• Documento de origem:
“Capitão Fantástico”, de fato, só estreia dentro de duas quintas-feiras. Mas, em honra ao “Dia de Noam Chomsky”, o Cinema às 8 antecipa a crítica da curiosa dramédia indie de Matt Ross.


Ben e seus seis filhos

Ben e seus seis filhos

Começa com uma família, uma floresta e uma noção de vida pareada à sobrevivência. E, de repente, entra a física teórica, o filósofo Noam Chomsky e correntes ideológicas divergentes do comunismo. A única viagem mais agradável do que a temática proposta por Matt Ross em “Capitão Fantástico” é aquela que vai da comédia ao drama.

Com roteiro robusto de conceitos e recheado de sentimentos, o filme mostra a família de sete capitaneada por Ben (o sempre ótimo Viggo Mortensen). Em meio a uma floresta, ele prepara filhos para os rigores físicos e intelectuais da vida. De dia, uma rotina pesada de exercícios. À noite, leituras que vão de romances russos a livros sobre física quântica. Em meio a tudo, eles caçam, plantam o que comem, estudam em casa e vivem uma vida à margem da sociedade capitalista.

Até que a notícia da morte da mãe dos seis garotos chega e os sete precisam encarar o resto do mundo. A primeira parte da trama é focada na comédia, salpicada de drama a partir da notícia do suicídio da matriarca em meio a uma crise depressiva de seu transtorno bipolar. Mas toda a surrealidade das discussões dão um tempero imprevisível a “Capitão Fantástico”. Era fácil explorar apenas a relação de diferença entre os seis filhos de Ben e as outras crianças/adolescentes, mas Ross (também roteirista) explora a erudição teórica da família para fazer graça. O diálogo entre um pai, supostamente stalinista e um filho maoísta confundido contra trotskista dá um nó no cérebro e um sorriso no rosto mesmo de quem não sabe diferenciar as correntes comunistas do século XX.

"Corpo são, mente sã"

“Corpo são, mente sã”

Um dos melhores momentos para exemplificar essa leveza da comédia salpicada de drama é quando Ben resolve parar o ônibus em que viaja com os filhos para o enterro da mãe para comemorar a data especial de dezembro. Natal? Nada, isso é dia cristão que estimula o consumo. Eles celebram o 7 de dezembro: aniversário do linguista, ativista de direitos humanos e da esquerda, Noam Chomsky. Explicar para um adolescente que é melhor relembrar o grande trabalho de um cientista/filósofo do que esperar por um duende que dá presente é de uma genialidade inesperada.

• Instrução A:
Na crítica sobre “Capitão Fantástico”, qual data a família de Ben celebra no lugar do Natal?
• Instrução B:
Prossiga a crítica sobre “Capitão Fantástico” a partir da última frase apresentada.

• Dados apresentados:

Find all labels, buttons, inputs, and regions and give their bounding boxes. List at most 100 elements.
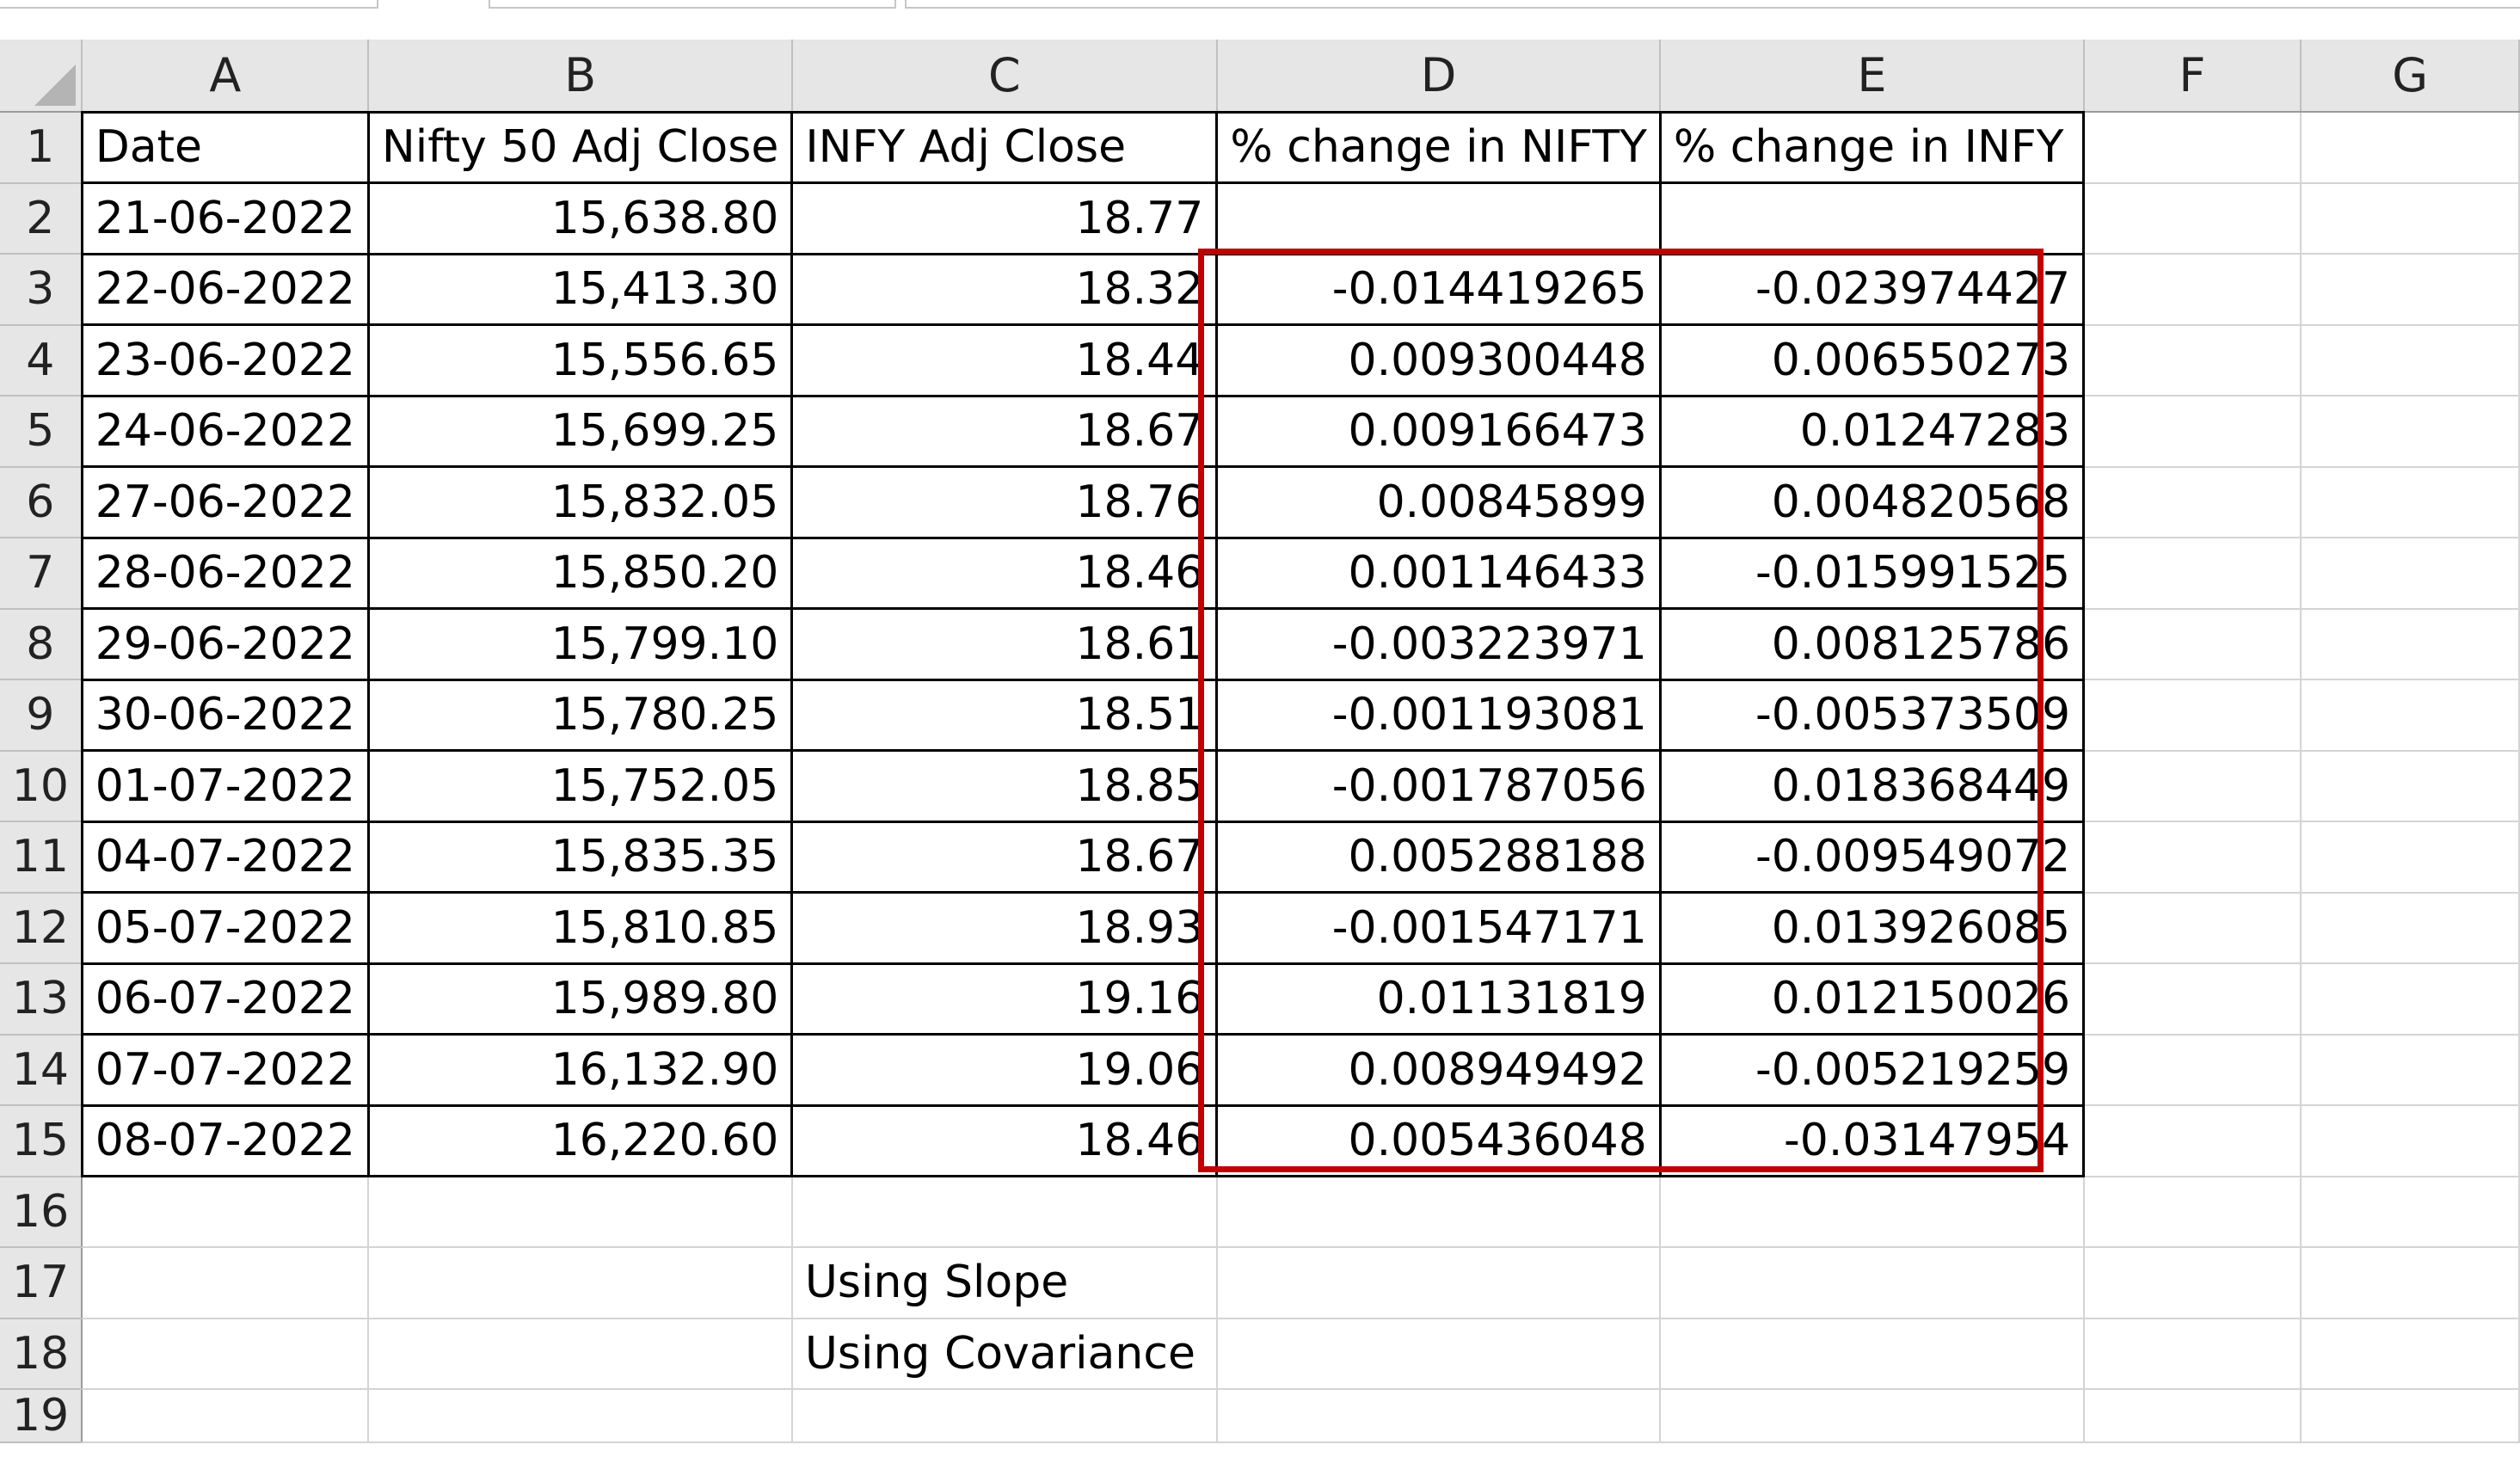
...
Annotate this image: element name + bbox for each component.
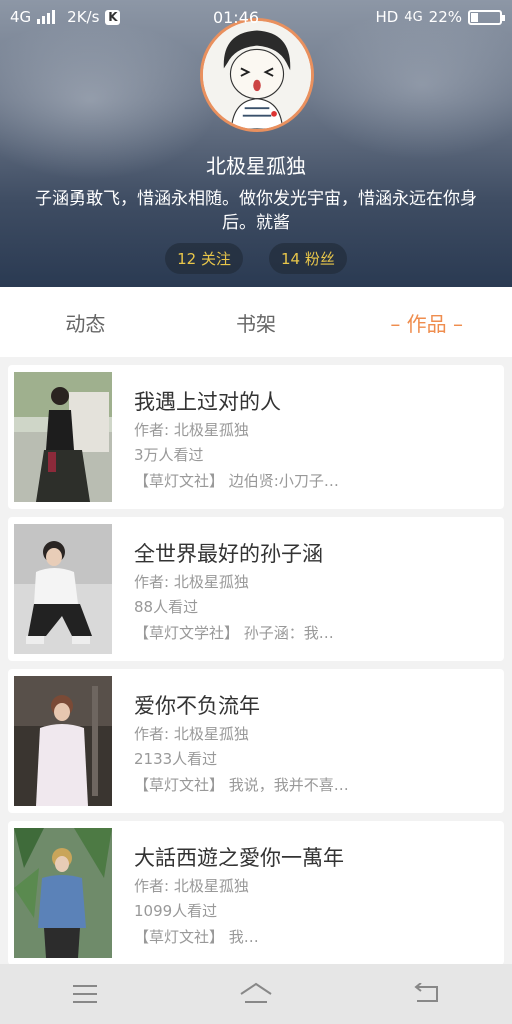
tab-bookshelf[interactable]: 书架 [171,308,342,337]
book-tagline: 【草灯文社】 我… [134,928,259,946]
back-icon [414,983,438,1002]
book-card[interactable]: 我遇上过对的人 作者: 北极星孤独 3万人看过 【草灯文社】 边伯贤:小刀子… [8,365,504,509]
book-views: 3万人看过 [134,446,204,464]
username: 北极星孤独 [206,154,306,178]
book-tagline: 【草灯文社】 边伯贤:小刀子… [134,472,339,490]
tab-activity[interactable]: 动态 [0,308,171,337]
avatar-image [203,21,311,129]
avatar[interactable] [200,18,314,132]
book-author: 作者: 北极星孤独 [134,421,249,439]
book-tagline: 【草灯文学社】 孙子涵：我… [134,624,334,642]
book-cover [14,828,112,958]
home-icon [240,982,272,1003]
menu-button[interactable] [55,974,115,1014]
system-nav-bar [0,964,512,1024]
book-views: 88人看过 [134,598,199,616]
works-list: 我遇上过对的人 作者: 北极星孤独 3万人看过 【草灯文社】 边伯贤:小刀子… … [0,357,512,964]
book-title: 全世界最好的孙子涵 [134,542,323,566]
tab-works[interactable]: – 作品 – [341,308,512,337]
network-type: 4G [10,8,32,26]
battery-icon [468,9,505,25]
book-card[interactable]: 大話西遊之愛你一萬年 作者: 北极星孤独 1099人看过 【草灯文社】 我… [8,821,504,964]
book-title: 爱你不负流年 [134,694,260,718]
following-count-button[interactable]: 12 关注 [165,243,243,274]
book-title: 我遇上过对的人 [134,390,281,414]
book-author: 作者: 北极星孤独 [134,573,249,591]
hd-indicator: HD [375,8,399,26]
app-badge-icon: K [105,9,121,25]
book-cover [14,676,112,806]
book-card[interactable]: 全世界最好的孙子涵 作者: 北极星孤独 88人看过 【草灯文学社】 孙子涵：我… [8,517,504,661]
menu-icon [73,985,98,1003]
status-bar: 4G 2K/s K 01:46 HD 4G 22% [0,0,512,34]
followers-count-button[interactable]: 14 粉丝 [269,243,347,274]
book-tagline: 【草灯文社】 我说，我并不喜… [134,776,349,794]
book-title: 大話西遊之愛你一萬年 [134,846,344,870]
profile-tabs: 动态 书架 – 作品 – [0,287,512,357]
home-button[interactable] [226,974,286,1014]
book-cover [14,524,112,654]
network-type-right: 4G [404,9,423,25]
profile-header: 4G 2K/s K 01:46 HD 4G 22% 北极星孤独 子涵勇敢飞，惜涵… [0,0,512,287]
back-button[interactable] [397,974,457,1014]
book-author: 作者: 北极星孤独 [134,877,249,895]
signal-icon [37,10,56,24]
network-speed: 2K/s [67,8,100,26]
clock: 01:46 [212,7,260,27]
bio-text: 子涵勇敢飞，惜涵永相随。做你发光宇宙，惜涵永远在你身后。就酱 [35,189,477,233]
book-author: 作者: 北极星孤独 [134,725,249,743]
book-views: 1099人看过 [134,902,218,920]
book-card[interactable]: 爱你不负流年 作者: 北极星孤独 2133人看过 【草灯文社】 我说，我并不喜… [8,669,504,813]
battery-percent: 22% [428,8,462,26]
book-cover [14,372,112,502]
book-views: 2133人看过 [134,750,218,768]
...
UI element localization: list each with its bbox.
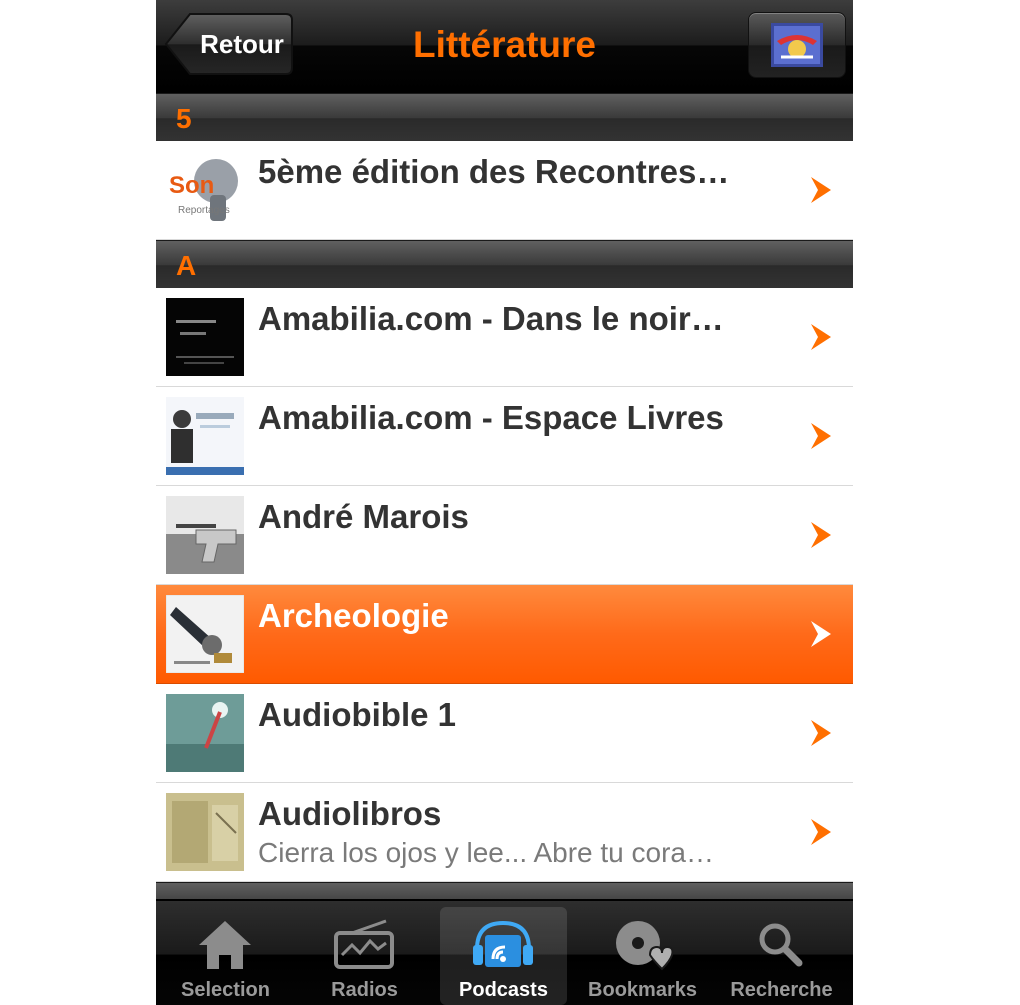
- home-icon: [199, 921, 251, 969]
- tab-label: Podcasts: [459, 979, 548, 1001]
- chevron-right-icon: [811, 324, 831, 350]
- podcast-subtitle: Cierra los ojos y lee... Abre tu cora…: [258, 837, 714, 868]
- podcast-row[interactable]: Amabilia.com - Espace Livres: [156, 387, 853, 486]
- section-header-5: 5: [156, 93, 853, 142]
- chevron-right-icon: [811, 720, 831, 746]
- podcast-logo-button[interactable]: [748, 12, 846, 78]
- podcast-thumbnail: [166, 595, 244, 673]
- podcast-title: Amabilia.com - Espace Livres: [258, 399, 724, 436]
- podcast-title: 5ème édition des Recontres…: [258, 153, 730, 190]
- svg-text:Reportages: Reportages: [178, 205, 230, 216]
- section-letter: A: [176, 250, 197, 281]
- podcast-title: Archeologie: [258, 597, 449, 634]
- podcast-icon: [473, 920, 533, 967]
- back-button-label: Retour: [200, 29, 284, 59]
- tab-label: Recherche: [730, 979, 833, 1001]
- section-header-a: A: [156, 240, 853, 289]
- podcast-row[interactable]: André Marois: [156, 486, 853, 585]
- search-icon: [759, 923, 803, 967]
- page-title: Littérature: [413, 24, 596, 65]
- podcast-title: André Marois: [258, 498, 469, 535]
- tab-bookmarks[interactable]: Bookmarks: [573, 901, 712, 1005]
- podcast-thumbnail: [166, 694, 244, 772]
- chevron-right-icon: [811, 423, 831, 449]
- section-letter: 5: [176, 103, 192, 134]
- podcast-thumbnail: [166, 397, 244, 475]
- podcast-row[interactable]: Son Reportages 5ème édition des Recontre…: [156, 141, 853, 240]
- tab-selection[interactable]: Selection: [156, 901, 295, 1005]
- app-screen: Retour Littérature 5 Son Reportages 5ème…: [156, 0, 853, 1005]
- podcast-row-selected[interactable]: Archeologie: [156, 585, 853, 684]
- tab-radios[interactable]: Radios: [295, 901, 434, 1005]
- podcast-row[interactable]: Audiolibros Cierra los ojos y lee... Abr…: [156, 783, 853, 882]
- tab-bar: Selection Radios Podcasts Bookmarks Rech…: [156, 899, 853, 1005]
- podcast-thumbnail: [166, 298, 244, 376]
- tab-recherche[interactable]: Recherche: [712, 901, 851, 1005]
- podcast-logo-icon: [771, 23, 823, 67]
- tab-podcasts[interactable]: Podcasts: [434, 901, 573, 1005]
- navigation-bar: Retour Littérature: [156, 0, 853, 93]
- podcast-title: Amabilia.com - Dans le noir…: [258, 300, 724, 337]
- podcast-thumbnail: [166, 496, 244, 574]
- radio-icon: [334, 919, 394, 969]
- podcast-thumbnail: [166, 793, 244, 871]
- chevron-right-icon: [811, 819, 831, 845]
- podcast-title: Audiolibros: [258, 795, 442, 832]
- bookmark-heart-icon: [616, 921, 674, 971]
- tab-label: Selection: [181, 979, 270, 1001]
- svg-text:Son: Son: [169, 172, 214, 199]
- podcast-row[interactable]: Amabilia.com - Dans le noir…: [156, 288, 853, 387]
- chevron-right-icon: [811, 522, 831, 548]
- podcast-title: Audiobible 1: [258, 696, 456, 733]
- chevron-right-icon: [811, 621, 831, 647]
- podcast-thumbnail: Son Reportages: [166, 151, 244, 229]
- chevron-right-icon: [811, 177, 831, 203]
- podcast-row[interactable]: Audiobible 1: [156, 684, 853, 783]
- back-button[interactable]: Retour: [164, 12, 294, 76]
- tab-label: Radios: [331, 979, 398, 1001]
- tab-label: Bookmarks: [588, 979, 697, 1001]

• Resposta do exercício A:
O 7 de dezembro, aniversário de Noam Chomsky.

• Resposta do exercício B:
Diante de tamanha conceituação política, o filme tem um grande mérito de não tropeçar rumo ao maniqueísmo. Não é, afinal, um filme que prega que o comunismo é melhor do que o capitalismo. Ou o contrário. É sobre a dificuldade de ter 100% da responsabilidade de criar um indivíduo. Ou melhor, seis deles. Seria fácil vilanizar Jack (Frank Langella), avô materno das crianças, para glorificar Ben. E Ross o faz. Mas também reverte o jogo, mostrando que impor seu estilo de vida também pode ser perigoso e arbitrário.

Apesar de encantador e divertido em sua maioria, “Capitão Fantástico” tem um sério problema de roteiro no seu terceiro ato. E isso talvez pareça spoiler para olhos mais sensíveis. Fato é que o conflito de todo o filme gira em torno da tarefa hercúlea de se criar os filhos — ainda mais seis. A parte final de “Capitão Fantástico”, no entanto, recorre a “soluções mágicas”, Deus Ex Machina para encaixar uma solução perfeita para a trama.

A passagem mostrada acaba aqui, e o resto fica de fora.